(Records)
——————

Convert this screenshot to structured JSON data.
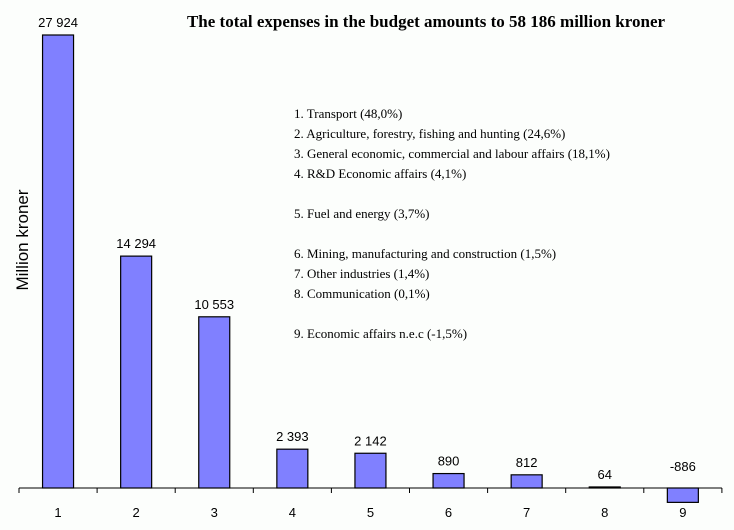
{
  "chart_data": {
    "type": "bar",
    "title": "The total expenses in the budget amounts to 58 186 million kroner",
    "xlabel": "",
    "ylabel": "Million kroner",
    "categories": [
      "1",
      "2",
      "3",
      "4",
      "5",
      "6",
      "7",
      "8",
      "9"
    ],
    "values": [
      27924,
      14294,
      10553,
      2393,
      2142,
      890,
      812,
      64,
      -886
    ],
    "data_labels": [
      "27 924",
      "14 294",
      "10 553",
      "2 393",
      "2 142",
      "890",
      "812",
      "64",
      "-886"
    ],
    "ylim": [
      -886,
      27924
    ],
    "grid": false,
    "bar_color": "#8080ff",
    "legend": [
      "1. Transport (48,0%)",
      "2. Agriculture, forestry, fishing and hunting (24,6%)",
      "3. General economic, commercial and labour affairs (18,1%)",
      "4. R&D Economic affairs (4,1%)",
      "5. Fuel and energy (3,7%)",
      "6. Mining, manufacturing and construction (1,5%)",
      "7. Other industries (1,4%)",
      "8. Communication (0,1%)",
      "9. Economic affairs n.e.c (-1,5%)"
    ]
  }
}
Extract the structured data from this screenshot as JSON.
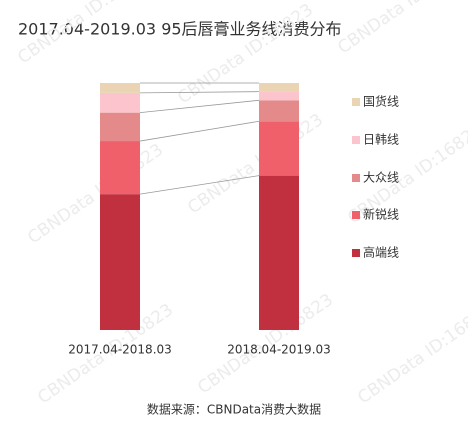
{
  "chart_data": {
    "type": "stacked-bar",
    "title": "2017.04-2019.03 95后唇膏业务线消费分布",
    "categories": [
      "2017.04-2018.03",
      "2018.04-2019.03"
    ],
    "series": [
      {
        "name": "高端线",
        "color": "#c0303f",
        "values": [
          55,
          62.5
        ]
      },
      {
        "name": "新锐线",
        "color": "#f0606b",
        "values": [
          21.5,
          22
        ]
      },
      {
        "name": "大众线",
        "color": "#e58a8a",
        "values": [
          11.5,
          8.5
        ]
      },
      {
        "name": "日韩线",
        "color": "#fcc5cd",
        "values": [
          8,
          3.5
        ]
      },
      {
        "name": "国货线",
        "color": "#ead4b3",
        "values": [
          4,
          3.5
        ]
      }
    ],
    "ylim": [
      0,
      100
    ],
    "source": "数据来源：CBNData消费大数据",
    "watermark": "CBNData ID:16823"
  }
}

——————

| Task |
Copy each line above precisely, dropping the pictures.

| Response to the task |
Convert this screenshot to structured JSON data.
{
  "chart_data": {
    "type": "bar",
    "title": "The total expenses in the budget amounts to 58 186 million kroner",
    "xlabel": "",
    "ylabel": "Million kroner",
    "categories": [
      "1",
      "2",
      "3",
      "4",
      "5",
      "6",
      "7",
      "8",
      "9"
    ],
    "values": [
      27924,
      14294,
      10553,
      2393,
      2142,
      890,
      812,
      64,
      -886
    ],
    "data_labels": [
      "27 924",
      "14 294",
      "10 553",
      "2 393",
      "2 142",
      "890",
      "812",
      "64",
      "-886"
    ],
    "ylim": [
      -886,
      27924
    ],
    "grid": false,
    "bar_color": "#8080ff",
    "legend": [
      "1. Transport (48,0%)",
      "2. Agriculture, forestry, fishing and hunting (24,6%)",
      "3. General economic, commercial and labour affairs (18,1%)",
      "4. R&D Economic affairs (4,1%)",
      "5. Fuel and energy (3,7%)",
      "6. Mining, manufacturing and construction (1,5%)",
      "7. Other industries (1,4%)",
      "8. Communication (0,1%)",
      "9. Economic affairs n.e.c (-1,5%)"
    ]
  }
}
Extract the structured data from this screenshot as JSON.
{
  "chart_data": {
    "type": "stacked-bar",
    "title": "2017.04-2019.03 95后唇膏业务线消费分布",
    "categories": [
      "2017.04-2018.03",
      "2018.04-2019.03"
    ],
    "series": [
      {
        "name": "高端线",
        "color": "#c0303f",
        "values": [
          55,
          62.5
        ]
      },
      {
        "name": "新锐线",
        "color": "#f0606b",
        "values": [
          21.5,
          22
        ]
      },
      {
        "name": "大众线",
        "color": "#e58a8a",
        "values": [
          11.5,
          8.5
        ]
      },
      {
        "name": "日韩线",
        "color": "#fcc5cd",
        "values": [
          8,
          3.5
        ]
      },
      {
        "name": "国货线",
        "color": "#ead4b3",
        "values": [
          4,
          3.5
        ]
      }
    ],
    "ylim": [
      0,
      100
    ],
    "source": "数据来源：CBNData消费大数据",
    "watermark": "CBNData ID:16823"
  }
}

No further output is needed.